Answer with a number only: how many lines of the data contain "triangle"?

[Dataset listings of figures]
—————

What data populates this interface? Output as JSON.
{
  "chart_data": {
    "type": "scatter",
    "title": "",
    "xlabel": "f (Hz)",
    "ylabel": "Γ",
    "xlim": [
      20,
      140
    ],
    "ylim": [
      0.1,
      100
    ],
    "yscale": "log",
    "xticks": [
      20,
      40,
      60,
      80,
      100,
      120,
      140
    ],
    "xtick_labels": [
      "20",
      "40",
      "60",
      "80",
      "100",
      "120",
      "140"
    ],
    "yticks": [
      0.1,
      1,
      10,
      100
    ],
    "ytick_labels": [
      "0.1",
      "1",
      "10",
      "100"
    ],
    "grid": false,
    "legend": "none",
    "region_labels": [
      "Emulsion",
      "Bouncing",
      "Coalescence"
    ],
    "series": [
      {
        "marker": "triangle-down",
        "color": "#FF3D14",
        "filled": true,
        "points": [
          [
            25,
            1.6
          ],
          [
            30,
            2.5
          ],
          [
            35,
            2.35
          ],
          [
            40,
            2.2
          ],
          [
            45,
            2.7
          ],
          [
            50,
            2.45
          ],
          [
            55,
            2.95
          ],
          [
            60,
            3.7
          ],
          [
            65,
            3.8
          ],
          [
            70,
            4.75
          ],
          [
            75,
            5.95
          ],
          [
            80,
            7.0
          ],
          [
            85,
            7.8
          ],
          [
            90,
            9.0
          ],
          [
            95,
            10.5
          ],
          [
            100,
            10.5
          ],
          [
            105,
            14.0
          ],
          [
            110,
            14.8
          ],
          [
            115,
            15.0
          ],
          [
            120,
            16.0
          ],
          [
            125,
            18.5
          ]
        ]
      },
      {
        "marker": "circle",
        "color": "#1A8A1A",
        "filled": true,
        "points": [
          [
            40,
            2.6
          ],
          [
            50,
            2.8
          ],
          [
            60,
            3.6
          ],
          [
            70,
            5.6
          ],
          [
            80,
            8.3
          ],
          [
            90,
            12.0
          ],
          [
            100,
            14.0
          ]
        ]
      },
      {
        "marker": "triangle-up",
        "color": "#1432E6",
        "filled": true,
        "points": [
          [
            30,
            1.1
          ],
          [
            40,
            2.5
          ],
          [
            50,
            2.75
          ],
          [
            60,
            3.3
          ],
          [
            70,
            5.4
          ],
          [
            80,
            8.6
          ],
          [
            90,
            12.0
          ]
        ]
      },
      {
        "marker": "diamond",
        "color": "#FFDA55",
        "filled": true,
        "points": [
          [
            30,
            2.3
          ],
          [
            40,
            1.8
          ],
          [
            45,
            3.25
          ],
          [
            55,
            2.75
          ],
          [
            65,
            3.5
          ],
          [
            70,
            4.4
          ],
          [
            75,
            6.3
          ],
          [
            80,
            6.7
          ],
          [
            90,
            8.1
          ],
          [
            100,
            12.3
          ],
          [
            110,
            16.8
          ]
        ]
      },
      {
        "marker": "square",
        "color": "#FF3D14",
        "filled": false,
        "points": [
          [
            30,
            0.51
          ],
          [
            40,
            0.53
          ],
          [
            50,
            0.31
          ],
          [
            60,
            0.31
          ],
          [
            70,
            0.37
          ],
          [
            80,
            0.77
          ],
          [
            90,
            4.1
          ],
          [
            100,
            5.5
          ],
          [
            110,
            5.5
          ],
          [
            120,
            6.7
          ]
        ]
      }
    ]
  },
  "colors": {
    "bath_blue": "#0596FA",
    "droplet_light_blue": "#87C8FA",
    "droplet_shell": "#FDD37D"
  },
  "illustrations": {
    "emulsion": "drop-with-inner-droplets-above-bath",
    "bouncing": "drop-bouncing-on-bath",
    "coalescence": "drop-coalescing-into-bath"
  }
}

—————

> **TASK ANSWER**: 2